--- BEGIN Information supplied ---

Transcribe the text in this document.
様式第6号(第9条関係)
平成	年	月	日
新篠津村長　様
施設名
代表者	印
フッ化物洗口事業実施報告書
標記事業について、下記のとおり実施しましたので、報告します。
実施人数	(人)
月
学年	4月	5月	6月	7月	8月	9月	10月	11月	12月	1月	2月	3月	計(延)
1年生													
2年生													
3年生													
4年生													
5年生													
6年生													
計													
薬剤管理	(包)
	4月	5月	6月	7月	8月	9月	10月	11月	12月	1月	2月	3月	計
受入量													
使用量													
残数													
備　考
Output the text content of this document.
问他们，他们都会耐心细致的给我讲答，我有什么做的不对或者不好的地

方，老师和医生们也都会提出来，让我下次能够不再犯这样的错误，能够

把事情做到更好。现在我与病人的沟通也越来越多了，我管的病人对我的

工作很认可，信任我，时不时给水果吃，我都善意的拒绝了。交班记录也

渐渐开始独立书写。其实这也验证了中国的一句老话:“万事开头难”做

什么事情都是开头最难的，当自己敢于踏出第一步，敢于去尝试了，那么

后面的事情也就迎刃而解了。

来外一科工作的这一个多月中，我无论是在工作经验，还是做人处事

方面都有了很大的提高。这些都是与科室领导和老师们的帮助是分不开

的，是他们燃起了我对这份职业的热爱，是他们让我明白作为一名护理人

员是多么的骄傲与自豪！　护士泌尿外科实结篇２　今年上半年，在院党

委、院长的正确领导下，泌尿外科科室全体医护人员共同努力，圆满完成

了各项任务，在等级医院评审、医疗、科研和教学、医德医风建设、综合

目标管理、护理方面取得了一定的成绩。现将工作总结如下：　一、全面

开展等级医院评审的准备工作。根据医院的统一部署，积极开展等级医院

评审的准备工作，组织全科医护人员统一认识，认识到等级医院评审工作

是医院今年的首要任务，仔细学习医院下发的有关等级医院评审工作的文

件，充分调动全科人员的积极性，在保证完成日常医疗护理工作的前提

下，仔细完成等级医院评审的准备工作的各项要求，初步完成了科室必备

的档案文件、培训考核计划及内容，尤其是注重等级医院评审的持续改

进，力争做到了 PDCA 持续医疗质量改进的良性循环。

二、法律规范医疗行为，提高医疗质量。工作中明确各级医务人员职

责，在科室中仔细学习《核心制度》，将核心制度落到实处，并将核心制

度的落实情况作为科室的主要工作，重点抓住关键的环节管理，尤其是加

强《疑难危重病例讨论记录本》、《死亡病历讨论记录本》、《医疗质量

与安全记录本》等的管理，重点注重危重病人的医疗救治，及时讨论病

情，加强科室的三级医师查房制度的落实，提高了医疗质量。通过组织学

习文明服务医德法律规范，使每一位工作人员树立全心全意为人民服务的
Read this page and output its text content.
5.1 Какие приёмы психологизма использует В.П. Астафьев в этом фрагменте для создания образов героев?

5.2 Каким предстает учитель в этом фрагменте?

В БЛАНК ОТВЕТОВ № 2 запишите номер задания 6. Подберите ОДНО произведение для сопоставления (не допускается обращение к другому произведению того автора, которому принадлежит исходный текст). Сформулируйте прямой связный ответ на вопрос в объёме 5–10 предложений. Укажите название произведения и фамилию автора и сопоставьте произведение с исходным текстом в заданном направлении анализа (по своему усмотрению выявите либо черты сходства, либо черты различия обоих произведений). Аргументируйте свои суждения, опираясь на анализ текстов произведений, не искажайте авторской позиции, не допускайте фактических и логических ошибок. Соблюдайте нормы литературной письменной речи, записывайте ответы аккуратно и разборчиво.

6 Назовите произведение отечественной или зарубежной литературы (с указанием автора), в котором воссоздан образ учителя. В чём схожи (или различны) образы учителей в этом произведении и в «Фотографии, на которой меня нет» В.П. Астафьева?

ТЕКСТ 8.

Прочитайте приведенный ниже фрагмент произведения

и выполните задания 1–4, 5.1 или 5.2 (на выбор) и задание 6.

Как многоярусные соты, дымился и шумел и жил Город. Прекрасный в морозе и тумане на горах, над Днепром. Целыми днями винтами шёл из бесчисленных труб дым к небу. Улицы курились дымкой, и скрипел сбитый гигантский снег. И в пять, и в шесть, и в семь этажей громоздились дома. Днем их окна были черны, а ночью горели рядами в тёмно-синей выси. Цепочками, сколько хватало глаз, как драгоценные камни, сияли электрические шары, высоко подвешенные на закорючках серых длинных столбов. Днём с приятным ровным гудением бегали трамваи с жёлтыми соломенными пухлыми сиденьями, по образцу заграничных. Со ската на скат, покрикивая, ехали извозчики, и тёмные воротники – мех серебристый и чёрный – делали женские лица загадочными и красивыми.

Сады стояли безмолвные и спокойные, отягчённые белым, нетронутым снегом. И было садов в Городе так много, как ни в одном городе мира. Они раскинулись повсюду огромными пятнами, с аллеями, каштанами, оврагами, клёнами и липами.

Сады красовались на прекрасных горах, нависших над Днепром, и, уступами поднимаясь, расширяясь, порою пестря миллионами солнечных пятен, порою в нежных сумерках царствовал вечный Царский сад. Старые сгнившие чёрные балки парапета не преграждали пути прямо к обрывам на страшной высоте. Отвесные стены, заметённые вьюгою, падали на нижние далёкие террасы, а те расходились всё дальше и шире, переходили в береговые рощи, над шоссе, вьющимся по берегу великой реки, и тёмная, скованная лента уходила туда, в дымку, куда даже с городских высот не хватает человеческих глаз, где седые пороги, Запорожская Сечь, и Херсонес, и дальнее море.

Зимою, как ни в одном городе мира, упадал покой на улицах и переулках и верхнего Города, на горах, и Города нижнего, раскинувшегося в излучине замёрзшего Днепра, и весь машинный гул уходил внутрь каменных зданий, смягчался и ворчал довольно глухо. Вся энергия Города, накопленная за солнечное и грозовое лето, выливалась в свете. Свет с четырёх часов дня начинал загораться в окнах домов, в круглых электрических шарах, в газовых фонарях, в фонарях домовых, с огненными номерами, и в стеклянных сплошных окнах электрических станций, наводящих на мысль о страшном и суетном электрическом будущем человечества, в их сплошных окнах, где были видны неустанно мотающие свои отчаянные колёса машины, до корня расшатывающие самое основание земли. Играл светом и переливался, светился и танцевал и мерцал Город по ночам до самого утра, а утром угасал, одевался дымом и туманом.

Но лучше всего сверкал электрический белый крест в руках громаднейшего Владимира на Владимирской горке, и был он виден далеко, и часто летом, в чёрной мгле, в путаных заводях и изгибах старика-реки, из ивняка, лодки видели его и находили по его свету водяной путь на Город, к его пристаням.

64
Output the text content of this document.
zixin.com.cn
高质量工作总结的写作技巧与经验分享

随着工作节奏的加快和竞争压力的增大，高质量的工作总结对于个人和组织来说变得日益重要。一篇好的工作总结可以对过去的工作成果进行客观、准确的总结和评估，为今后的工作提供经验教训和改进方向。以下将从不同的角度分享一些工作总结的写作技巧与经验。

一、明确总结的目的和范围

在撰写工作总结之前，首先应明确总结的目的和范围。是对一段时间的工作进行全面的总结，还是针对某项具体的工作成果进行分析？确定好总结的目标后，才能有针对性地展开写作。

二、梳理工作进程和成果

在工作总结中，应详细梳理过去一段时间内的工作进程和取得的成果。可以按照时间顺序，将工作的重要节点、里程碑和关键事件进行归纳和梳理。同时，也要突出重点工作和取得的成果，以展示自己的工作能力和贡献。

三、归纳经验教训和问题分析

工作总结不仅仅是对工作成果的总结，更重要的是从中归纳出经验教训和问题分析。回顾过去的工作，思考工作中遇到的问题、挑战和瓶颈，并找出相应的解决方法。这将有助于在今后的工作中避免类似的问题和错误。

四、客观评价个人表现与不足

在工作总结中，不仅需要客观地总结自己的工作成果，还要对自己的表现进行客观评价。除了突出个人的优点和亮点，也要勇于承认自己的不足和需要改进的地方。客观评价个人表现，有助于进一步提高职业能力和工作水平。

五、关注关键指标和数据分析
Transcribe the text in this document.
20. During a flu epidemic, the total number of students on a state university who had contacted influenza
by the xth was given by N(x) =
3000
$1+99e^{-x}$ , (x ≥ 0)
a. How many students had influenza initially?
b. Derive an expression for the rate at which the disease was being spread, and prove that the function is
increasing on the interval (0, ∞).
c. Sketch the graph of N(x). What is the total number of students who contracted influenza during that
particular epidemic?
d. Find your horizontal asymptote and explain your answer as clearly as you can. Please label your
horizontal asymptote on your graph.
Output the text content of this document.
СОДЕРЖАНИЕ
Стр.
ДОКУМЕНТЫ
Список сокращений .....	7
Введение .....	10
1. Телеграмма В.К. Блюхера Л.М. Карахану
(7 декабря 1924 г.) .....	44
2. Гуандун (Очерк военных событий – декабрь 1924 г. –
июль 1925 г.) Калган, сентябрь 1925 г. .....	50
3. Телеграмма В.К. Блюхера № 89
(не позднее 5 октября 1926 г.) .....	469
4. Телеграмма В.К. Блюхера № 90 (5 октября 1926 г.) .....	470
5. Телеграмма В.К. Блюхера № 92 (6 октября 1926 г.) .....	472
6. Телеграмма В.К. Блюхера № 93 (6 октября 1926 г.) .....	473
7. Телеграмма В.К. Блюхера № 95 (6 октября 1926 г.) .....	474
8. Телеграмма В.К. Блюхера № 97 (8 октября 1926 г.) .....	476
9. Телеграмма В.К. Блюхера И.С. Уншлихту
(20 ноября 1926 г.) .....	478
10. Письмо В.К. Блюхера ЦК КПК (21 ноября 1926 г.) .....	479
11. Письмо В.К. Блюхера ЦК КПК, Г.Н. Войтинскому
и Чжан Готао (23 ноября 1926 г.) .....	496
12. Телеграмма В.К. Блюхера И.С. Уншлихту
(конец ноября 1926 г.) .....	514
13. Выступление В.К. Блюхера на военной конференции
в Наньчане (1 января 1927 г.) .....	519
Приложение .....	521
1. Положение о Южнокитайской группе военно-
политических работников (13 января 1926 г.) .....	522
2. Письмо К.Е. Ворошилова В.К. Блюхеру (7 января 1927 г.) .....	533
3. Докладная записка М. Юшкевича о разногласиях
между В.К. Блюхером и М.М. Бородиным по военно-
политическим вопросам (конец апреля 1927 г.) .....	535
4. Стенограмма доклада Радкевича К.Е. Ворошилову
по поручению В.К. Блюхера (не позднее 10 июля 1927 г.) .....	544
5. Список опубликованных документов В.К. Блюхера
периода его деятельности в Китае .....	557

--- END Information supplied ---

• _Aim of the task_
Gather each line in these records that contains the string "在工作总结中".

• _Task output_
在工作总结中，应详细梳理过去一段时间内的工作进程和取得的成果。可以按照时间顺序，将工作的重要节点、里程碑和关键事件进行归纳和梳理。同时，也要突出重点工作和取得的成果，以展示自己的工作能力和贡献。
在工作总结中，不仅需要客观地总结自己的工作成果，还要对自己的表现进行客观评价。除了突出个人的优点和亮点，也要勇于承认自己的不足和需要改进的地方。客观评价个人表现，有助于进一步提高职业能力和工作水平。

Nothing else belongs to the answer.